### EXERCISE TASK
Reproduce the lines from the start of the entries through the line containing "- label-particle-3: e: [211, 476, 225, 504]", exactly as they appear, with both ends included.

### EXTRACTED RECORDS
[START]

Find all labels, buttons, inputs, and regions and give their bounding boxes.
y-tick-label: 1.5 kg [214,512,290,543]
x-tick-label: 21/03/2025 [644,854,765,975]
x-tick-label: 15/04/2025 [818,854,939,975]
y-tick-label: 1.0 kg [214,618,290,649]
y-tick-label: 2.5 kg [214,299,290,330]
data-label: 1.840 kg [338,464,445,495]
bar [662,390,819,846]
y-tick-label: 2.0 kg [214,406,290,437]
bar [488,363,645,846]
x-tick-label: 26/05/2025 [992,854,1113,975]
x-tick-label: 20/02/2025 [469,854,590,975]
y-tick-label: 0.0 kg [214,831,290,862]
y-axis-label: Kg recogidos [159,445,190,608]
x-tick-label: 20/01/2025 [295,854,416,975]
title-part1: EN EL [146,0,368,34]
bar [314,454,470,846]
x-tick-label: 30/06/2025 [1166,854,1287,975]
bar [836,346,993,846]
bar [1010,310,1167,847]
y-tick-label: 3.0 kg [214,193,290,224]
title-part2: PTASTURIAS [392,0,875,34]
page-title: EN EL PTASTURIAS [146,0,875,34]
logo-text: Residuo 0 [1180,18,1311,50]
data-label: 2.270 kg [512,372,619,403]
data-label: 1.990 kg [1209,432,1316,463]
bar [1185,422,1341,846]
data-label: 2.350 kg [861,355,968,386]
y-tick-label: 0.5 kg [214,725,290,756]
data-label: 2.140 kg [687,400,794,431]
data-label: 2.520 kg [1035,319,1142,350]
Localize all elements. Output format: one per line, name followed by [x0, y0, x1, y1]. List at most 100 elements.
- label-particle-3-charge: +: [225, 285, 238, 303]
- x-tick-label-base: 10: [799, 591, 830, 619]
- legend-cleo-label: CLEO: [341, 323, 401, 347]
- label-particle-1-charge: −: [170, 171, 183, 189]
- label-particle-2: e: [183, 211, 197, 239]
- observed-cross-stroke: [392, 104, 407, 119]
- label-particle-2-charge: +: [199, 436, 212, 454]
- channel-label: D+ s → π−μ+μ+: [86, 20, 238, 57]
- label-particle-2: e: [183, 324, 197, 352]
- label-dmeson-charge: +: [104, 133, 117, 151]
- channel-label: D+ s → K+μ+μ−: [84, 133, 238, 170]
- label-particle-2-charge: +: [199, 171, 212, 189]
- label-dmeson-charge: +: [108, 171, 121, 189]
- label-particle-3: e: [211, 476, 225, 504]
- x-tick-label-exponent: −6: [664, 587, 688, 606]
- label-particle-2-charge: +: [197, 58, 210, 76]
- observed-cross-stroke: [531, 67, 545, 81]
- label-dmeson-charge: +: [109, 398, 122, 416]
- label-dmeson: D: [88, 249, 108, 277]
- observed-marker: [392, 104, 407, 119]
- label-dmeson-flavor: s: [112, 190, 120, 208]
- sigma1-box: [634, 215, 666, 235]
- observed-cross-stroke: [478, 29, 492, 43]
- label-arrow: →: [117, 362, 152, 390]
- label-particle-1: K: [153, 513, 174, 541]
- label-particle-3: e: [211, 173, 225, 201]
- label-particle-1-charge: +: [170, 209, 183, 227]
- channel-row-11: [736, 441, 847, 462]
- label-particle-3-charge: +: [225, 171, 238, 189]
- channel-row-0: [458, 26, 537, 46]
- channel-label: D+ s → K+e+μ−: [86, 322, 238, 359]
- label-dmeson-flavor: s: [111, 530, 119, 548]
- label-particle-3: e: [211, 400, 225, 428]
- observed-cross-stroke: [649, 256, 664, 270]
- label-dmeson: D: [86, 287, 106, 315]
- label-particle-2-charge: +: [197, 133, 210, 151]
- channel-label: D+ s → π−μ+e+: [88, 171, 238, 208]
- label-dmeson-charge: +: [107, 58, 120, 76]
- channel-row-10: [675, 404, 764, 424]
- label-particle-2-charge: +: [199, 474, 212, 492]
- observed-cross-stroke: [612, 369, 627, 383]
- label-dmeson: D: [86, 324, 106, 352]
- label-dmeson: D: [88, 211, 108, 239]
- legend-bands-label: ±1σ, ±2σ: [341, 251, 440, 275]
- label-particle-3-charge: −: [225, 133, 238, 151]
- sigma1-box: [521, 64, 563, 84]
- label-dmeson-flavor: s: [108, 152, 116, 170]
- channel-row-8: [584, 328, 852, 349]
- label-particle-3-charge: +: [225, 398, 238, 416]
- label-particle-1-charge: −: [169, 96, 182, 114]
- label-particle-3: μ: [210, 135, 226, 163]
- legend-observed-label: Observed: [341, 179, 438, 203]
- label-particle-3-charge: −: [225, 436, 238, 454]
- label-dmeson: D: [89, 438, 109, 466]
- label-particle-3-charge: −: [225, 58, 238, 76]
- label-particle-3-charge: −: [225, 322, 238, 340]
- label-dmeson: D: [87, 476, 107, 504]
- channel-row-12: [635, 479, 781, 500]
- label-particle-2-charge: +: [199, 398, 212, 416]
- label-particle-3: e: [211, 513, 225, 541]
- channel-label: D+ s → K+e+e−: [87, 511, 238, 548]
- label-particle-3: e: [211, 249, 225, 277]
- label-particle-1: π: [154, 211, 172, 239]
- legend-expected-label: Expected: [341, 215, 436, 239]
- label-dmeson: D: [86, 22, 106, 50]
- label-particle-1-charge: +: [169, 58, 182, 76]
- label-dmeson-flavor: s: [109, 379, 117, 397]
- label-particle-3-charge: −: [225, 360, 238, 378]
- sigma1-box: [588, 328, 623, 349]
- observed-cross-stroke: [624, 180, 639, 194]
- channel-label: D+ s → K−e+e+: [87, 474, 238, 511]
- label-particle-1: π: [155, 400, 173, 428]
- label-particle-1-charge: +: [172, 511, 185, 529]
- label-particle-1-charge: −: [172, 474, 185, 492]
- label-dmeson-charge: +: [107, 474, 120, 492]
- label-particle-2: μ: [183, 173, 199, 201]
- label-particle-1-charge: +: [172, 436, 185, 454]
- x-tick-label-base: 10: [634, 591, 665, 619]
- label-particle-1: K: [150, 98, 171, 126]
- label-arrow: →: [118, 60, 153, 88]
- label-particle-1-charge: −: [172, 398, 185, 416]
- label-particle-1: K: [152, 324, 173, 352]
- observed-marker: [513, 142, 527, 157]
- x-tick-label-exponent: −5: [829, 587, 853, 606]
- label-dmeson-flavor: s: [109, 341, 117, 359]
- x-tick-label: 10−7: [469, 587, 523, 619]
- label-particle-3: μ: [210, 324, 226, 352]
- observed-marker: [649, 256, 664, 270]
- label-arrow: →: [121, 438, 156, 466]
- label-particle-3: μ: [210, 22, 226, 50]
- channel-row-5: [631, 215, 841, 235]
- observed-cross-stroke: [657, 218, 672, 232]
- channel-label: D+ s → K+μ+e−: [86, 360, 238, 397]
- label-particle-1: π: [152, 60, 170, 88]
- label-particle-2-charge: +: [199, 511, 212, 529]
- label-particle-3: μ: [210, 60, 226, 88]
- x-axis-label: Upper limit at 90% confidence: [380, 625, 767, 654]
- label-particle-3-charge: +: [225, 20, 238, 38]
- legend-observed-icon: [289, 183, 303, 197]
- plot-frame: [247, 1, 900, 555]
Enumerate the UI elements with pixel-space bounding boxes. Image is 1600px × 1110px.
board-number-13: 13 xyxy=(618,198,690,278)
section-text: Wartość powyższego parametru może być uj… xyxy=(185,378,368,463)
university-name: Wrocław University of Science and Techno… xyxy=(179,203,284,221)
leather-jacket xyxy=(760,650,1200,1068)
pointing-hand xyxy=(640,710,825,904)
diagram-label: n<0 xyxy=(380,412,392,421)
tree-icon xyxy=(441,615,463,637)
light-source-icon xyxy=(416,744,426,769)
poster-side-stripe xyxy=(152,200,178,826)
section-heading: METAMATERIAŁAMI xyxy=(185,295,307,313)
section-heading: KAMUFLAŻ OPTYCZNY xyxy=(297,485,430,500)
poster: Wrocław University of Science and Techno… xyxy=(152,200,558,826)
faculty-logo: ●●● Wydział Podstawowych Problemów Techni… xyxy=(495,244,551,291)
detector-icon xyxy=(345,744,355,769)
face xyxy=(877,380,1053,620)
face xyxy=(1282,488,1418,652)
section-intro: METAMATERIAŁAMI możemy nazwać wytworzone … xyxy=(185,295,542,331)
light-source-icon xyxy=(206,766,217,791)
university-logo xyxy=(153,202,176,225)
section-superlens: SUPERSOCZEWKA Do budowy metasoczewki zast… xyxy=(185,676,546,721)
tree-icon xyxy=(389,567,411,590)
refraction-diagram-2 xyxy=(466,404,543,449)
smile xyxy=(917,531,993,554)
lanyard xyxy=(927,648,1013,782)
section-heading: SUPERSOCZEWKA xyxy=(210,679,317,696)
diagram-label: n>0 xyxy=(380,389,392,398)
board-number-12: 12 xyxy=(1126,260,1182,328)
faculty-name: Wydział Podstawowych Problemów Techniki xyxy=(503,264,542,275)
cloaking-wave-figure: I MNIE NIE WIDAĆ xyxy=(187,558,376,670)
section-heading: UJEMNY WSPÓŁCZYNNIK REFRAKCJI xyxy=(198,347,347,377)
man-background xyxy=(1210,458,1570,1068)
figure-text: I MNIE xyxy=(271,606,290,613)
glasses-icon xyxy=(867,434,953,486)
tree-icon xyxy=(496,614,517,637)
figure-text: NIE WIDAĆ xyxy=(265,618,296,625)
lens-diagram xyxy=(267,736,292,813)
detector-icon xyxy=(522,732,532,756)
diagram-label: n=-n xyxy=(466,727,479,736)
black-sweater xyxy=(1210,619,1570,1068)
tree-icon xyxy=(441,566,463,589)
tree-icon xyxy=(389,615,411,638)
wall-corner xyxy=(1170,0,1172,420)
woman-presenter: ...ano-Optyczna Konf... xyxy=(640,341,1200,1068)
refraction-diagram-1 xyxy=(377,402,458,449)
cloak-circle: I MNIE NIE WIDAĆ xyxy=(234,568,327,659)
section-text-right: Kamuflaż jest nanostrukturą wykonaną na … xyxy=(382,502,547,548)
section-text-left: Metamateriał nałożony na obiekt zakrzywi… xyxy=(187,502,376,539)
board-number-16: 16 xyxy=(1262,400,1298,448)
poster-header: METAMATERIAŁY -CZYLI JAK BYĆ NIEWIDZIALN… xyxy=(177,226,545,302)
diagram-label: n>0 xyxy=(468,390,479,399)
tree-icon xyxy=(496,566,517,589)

[END]

### EXERCISE OUTPUT
Find all labels, buttons, inputs, and regions and give their bounding boxes.
y-tick-label: 1.5 kg [214,512,290,543]
x-tick-label: 21/03/2025 [644,854,765,975]
x-tick-label: 15/04/2025 [818,854,939,975]
y-tick-label: 1.0 kg [214,618,290,649]
y-tick-label: 2.5 kg [214,299,290,330]
data-label: 1.840 kg [338,464,445,495]
bar [662,390,819,846]
y-tick-label: 2.0 kg [214,406,290,437]
bar [488,363,645,846]
x-tick-label: 26/05/2025 [992,854,1113,975]
x-tick-label: 20/02/2025 [469,854,590,975]
y-tick-label: 0.0 kg [214,831,290,862]
y-axis-label: Kg recogidos [159,445,190,608]
x-tick-label: 20/01/2025 [295,854,416,975]
title-part1: EN EL [146,0,368,34]
bar [314,454,470,846]
x-tick-label: 30/06/2025 [1166,854,1287,975]
bar [836,346,993,846]
bar [1010,310,1167,847]
y-tick-label: 3.0 kg [214,193,290,224]
title-part2: PTASTURIAS [392,0,875,34]
page-title: EN EL PTASTURIAS [146,0,875,34]
logo-text: Residuo 0 [1180,18,1311,50]
data-label: 2.270 kg [512,372,619,403]
data-label: 1.990 kg [1209,432,1316,463]
bar [1185,422,1341,846]
data-label: 2.350 kg [861,355,968,386]
y-tick-label: 0.5 kg [214,725,290,756]
data-label: 2.140 kg [687,400,794,431]
data-label: 2.520 kg [1035,319,1142,350]
Localize all elements. Output format: one per line, name followed by [x0, y0, x1, y1]. List at most 100 elements.
- label-particle-3-charge: +: [225, 285, 238, 303]
- x-tick-label-base: 10: [799, 591, 830, 619]
- legend-cleo-label: CLEO: [341, 323, 401, 347]
- label-particle-1-charge: −: [170, 171, 183, 189]
- label-particle-2: e: [183, 211, 197, 239]
- observed-cross-stroke: [392, 104, 407, 119]
- label-particle-2-charge: +: [199, 436, 212, 454]
- channel-label: D+ s → π−μ+μ+: [86, 20, 238, 57]
- label-particle-2: e: [183, 324, 197, 352]
- label-dmeson-charge: +: [104, 133, 117, 151]
- channel-label: D+ s → K+μ+μ−: [84, 133, 238, 170]
- label-particle-2-charge: +: [199, 171, 212, 189]
- label-dmeson-charge: +: [108, 171, 121, 189]
- label-particle-3: e: [211, 476, 225, 504]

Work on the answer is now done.